Find the word "Scrub" in the material below and gather every line that contains it.
-- START OF Task material --
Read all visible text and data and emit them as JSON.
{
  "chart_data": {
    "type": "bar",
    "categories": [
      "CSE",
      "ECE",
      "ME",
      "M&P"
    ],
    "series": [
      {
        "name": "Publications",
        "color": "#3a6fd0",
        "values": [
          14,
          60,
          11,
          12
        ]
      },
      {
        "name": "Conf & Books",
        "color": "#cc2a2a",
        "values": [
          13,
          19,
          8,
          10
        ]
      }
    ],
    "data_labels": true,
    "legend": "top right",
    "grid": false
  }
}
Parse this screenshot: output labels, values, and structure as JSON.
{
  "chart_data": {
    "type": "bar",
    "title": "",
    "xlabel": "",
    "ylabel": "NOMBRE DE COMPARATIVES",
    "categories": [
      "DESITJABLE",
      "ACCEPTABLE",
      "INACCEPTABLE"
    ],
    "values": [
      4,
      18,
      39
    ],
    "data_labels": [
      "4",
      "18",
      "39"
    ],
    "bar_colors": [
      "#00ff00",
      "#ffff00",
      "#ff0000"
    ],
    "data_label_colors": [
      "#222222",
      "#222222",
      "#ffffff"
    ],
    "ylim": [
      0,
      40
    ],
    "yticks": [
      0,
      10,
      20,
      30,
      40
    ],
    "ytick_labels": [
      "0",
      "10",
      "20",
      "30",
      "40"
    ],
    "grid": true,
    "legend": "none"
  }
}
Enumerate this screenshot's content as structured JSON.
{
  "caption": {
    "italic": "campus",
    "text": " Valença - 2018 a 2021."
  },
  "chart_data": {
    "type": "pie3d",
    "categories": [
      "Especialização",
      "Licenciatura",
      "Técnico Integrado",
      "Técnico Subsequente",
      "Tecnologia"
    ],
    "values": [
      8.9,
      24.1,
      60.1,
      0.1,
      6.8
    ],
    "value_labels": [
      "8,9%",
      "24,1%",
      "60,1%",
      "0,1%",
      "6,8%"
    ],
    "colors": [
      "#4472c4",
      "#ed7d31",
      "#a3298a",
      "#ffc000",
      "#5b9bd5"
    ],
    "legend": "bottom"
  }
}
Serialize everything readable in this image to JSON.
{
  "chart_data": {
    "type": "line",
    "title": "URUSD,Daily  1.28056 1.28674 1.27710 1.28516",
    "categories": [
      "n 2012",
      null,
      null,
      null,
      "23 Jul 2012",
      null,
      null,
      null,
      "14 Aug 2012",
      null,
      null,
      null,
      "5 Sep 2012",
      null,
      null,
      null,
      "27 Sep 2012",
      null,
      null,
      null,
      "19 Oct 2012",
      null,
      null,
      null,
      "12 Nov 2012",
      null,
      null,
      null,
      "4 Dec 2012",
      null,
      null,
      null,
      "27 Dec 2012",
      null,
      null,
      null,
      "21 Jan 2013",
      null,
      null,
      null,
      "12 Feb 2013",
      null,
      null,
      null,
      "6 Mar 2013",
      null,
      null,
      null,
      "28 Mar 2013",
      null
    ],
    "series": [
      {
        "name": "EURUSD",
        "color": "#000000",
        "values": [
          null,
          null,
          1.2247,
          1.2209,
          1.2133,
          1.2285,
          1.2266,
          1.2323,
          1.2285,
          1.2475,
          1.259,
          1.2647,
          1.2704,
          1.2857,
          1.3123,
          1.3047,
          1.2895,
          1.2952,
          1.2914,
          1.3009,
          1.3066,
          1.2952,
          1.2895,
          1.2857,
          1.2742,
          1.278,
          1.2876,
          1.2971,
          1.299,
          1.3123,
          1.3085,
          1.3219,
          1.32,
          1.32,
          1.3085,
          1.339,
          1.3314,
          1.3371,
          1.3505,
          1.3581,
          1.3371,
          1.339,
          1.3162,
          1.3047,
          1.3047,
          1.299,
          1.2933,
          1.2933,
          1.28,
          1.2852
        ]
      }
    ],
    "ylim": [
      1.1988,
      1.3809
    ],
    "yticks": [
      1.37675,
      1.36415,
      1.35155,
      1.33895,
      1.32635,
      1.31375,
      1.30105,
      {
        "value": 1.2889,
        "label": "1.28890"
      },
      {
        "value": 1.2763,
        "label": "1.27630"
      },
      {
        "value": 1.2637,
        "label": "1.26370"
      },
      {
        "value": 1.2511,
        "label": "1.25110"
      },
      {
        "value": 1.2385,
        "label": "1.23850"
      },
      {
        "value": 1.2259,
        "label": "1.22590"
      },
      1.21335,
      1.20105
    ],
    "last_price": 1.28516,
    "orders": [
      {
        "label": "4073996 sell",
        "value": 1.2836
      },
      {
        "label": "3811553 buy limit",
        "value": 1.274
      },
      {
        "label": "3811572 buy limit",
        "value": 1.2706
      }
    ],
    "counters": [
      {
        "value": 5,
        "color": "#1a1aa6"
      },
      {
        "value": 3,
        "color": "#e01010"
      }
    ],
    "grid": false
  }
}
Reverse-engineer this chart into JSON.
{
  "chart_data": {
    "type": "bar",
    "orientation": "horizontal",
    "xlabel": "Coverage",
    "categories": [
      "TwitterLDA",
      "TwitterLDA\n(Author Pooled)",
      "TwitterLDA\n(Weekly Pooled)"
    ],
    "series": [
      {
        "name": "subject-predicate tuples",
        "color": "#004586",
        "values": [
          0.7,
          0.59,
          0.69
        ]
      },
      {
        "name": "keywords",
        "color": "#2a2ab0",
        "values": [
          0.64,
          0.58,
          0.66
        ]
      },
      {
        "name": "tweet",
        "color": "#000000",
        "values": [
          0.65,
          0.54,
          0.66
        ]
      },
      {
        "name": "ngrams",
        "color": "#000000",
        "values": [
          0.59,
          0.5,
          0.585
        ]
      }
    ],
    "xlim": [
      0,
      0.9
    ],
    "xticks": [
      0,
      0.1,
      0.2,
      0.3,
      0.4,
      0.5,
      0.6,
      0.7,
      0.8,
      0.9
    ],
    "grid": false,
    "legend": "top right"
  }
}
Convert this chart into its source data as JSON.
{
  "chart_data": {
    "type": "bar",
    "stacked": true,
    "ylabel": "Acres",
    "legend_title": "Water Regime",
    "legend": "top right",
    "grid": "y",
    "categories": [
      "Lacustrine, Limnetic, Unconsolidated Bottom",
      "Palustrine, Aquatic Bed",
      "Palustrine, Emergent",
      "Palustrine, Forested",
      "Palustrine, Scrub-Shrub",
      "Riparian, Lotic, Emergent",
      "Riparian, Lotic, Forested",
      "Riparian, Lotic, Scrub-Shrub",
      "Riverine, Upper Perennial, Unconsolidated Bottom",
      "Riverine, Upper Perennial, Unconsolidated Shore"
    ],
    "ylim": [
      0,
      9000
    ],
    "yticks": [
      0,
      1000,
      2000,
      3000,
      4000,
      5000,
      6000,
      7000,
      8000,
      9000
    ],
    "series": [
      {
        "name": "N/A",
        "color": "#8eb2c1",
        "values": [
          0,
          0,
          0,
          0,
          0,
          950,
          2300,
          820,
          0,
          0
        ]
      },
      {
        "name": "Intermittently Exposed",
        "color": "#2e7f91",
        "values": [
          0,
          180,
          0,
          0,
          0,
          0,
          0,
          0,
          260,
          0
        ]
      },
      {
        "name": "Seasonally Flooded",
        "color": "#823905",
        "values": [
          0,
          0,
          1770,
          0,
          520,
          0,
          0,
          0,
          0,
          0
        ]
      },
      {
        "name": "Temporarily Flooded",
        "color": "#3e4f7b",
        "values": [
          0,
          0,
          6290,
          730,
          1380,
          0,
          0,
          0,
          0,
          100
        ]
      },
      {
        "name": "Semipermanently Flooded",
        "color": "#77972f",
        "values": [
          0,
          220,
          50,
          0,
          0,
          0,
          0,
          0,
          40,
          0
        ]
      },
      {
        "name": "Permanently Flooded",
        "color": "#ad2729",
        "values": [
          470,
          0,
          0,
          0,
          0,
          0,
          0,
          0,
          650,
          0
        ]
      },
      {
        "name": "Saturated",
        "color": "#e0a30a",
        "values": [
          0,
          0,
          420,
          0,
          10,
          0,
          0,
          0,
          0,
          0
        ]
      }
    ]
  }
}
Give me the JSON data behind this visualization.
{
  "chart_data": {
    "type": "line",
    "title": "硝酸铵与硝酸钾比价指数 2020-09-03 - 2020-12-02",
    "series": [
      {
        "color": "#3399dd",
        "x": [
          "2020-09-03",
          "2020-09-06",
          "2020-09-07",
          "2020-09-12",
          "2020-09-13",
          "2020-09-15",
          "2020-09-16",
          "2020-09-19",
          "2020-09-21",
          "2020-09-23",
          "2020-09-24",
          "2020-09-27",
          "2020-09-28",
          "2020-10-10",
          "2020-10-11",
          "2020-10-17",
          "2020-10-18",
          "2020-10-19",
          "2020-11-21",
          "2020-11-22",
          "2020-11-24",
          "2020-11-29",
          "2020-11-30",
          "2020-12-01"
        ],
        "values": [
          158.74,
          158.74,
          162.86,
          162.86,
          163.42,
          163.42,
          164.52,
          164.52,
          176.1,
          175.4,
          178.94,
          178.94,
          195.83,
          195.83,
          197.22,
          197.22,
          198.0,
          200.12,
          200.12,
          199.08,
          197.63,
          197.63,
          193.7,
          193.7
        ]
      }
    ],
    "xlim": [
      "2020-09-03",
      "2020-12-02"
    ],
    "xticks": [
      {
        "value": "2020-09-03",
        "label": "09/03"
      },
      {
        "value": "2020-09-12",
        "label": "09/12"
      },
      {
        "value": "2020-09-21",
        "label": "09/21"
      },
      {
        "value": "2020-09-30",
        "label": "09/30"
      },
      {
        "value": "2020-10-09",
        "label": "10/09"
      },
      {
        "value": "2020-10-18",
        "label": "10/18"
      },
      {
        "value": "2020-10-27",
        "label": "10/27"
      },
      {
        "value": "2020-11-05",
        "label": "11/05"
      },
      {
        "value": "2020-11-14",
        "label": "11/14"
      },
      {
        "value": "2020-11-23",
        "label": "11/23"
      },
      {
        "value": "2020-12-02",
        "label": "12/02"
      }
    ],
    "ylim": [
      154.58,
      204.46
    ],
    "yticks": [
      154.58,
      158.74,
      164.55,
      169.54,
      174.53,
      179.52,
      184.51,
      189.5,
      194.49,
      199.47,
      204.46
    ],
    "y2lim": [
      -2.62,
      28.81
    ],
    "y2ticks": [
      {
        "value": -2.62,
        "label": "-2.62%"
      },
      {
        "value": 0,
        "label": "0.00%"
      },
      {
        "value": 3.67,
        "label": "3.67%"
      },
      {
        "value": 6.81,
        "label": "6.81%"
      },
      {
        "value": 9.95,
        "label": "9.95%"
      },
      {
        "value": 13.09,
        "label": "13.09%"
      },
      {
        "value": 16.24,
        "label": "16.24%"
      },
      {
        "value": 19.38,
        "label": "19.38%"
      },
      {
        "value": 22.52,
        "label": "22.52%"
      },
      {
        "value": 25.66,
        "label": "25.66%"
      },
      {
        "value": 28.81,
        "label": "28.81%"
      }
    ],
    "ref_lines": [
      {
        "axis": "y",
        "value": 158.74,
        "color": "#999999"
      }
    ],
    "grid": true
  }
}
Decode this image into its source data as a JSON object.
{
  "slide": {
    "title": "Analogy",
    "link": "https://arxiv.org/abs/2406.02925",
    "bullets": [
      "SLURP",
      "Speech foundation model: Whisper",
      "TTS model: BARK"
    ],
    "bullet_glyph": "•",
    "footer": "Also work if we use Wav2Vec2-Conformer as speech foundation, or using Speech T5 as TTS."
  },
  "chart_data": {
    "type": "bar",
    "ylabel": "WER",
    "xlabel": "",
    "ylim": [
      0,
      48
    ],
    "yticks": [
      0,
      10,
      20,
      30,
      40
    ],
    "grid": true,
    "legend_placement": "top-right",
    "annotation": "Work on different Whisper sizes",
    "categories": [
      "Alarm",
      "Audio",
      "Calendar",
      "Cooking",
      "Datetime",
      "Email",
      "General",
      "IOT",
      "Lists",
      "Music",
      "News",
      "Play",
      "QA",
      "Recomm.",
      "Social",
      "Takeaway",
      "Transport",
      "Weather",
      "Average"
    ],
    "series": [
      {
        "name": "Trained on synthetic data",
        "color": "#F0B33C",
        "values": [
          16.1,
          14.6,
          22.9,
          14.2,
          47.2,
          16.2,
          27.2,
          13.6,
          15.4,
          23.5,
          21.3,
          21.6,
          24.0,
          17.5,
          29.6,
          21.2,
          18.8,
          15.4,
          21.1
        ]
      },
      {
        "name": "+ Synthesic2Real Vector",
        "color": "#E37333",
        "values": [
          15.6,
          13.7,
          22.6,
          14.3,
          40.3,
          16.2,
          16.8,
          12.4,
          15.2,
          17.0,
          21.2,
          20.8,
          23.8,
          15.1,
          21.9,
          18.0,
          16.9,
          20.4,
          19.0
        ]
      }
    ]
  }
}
-- END OF Task material --
### Problem solution
      "Palustrine, Scrub-Shrub",
      "Riparian, Lotic, Scrub-Shrub",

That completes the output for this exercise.